**WRITTEN INSTRUCTION**
How many lines of the records below contain the word "JSON"? Answer with the number alone.

[Raw records]

## Begin

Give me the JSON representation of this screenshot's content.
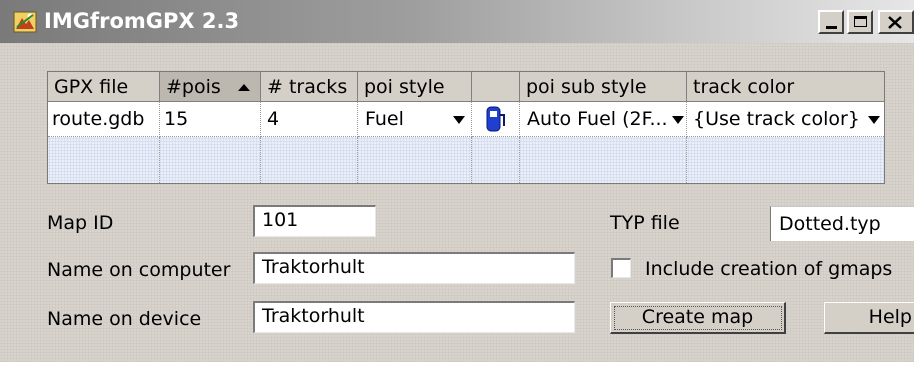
{
  "window": {
    "title": "IMGfromGPX 2.3",
    "controls": {
      "minimize": "_",
      "maximize": "□",
      "close": "×"
    }
  },
  "grid": {
    "columns": [
      "GPX file",
      "#pois",
      "# tracks",
      "poi style",
      "",
      "poi sub style",
      "track color"
    ],
    "sorted_column": "#pois",
    "rows": [
      {
        "gpx_file": "route.gdb",
        "pois": "15",
        "tracks": "4",
        "poi_style": "Fuel",
        "poi_icon": "fuel-pump-icon",
        "poi_sub_style": "Auto Fuel (2F...",
        "track_color": "{Use track color}"
      }
    ]
  },
  "form": {
    "map_id_label": "Map ID",
    "map_id_value": "101",
    "name_computer_label": "Name on computer",
    "name_computer_value": "Traktorhult",
    "name_device_label": "Name on device",
    "name_device_value": "Traktorhult",
    "typ_file_label": "TYP file",
    "typ_file_value": "Dotted.typ",
    "include_gmapsupp_label": "Include creation of gmaps",
    "include_gmapsupp_checked": false
  },
  "buttons": {
    "create_map": "Create map",
    "help": "Help"
  },
  "colors": {
    "window_bg": "#d8d4cc",
    "fuel_icon": "#1f3fd0",
    "alt_row": "#e9eef9"
  }
}
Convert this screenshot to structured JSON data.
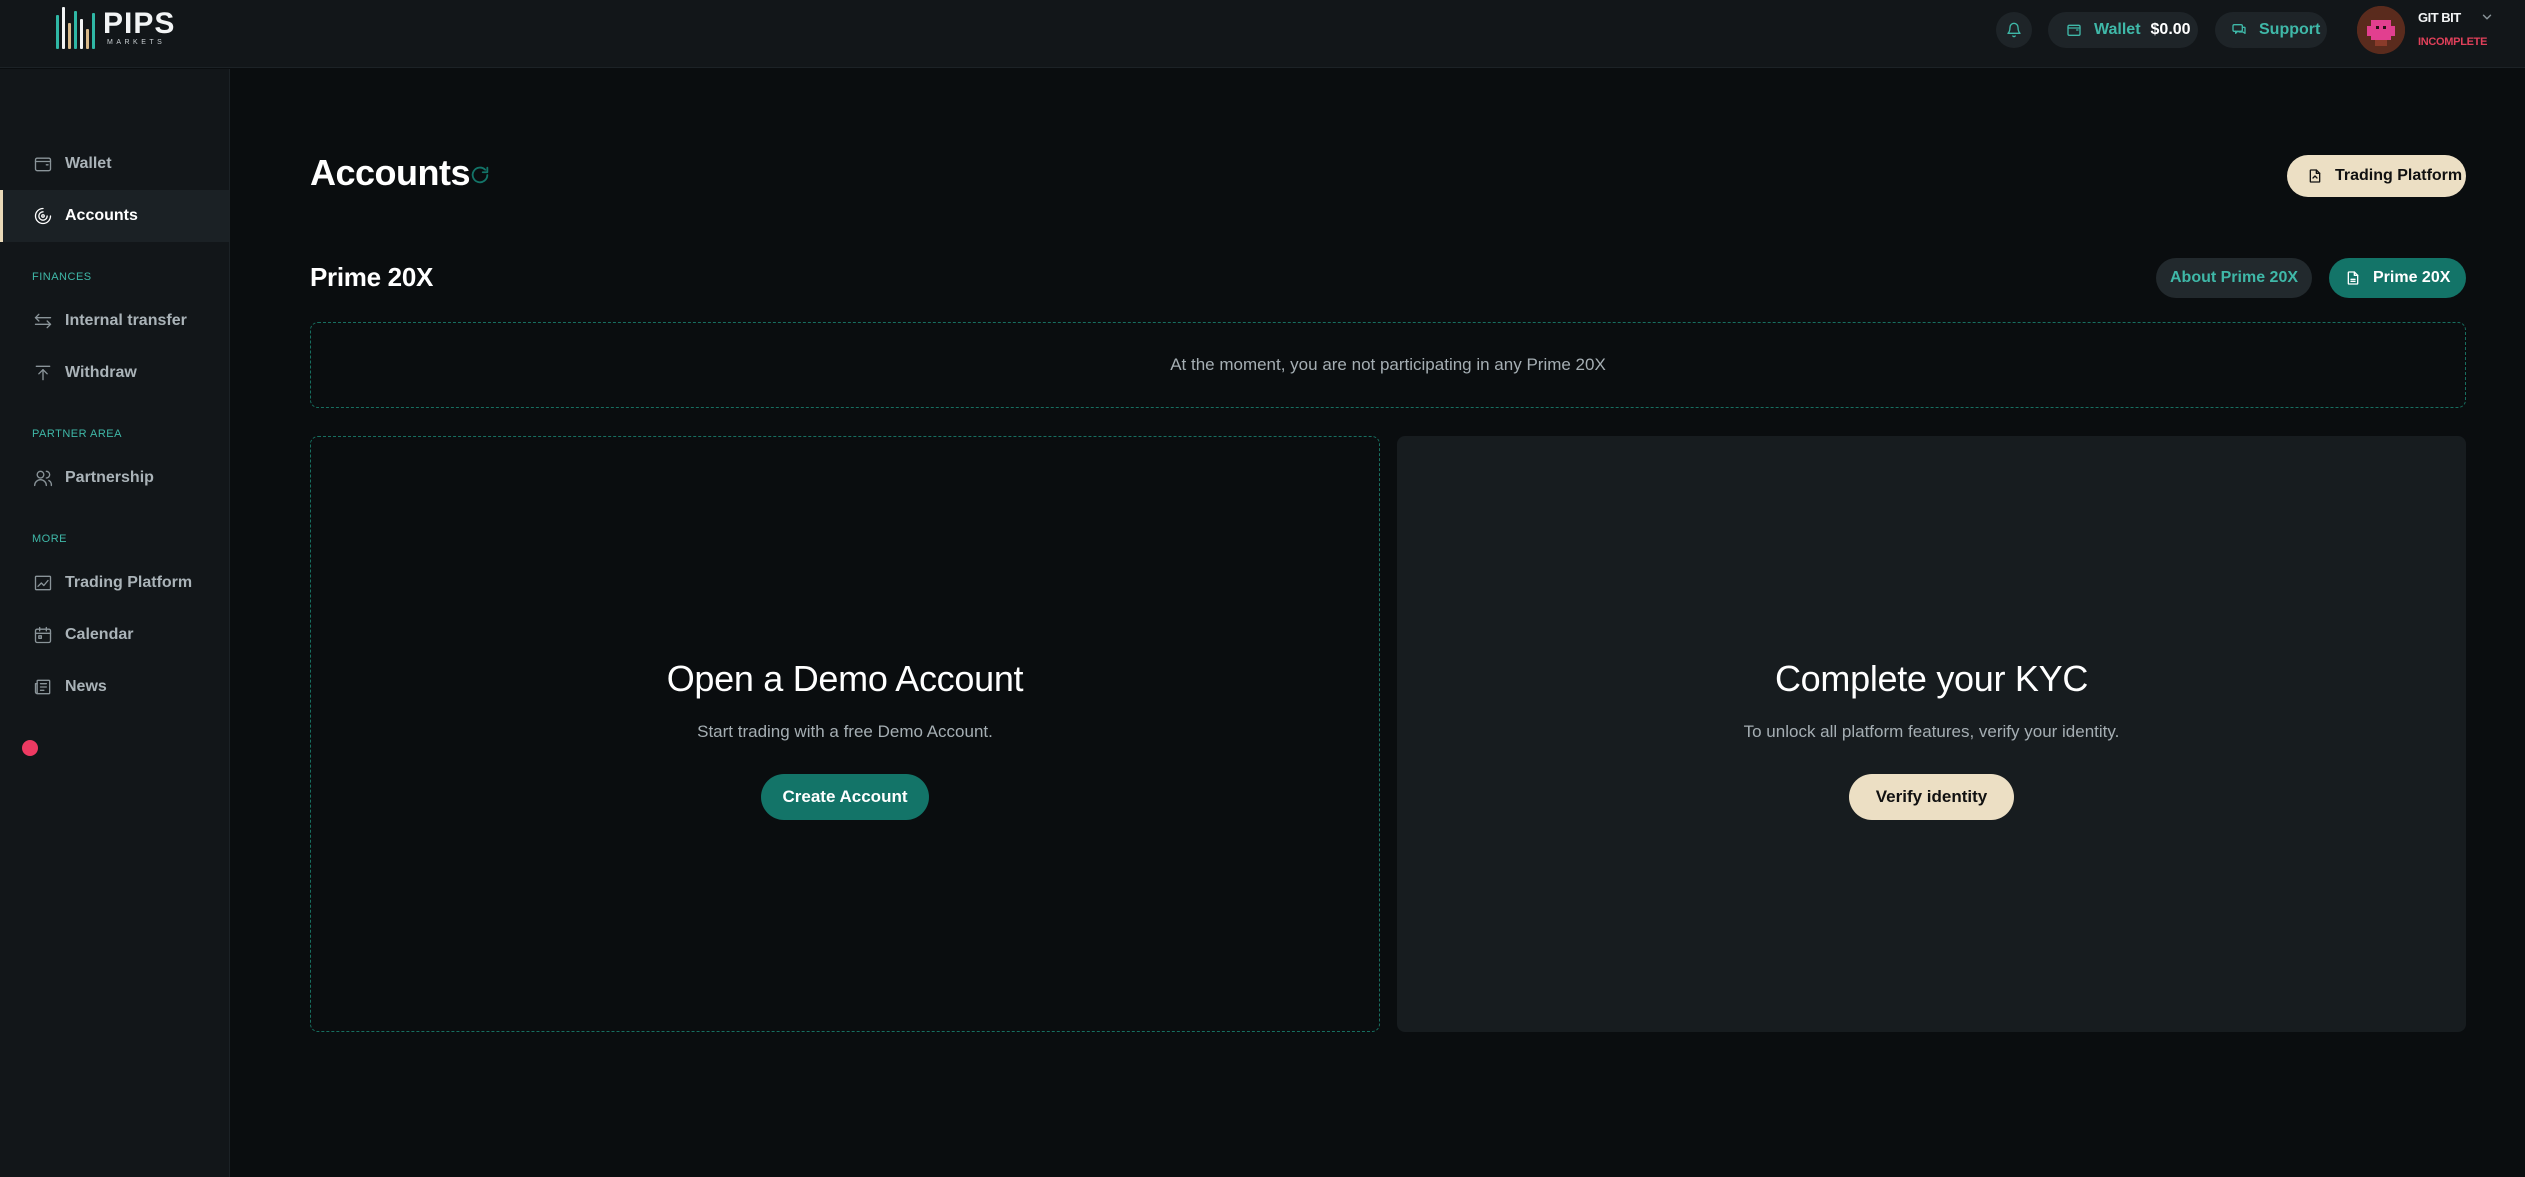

## End

**OUTPUT BELOW**
2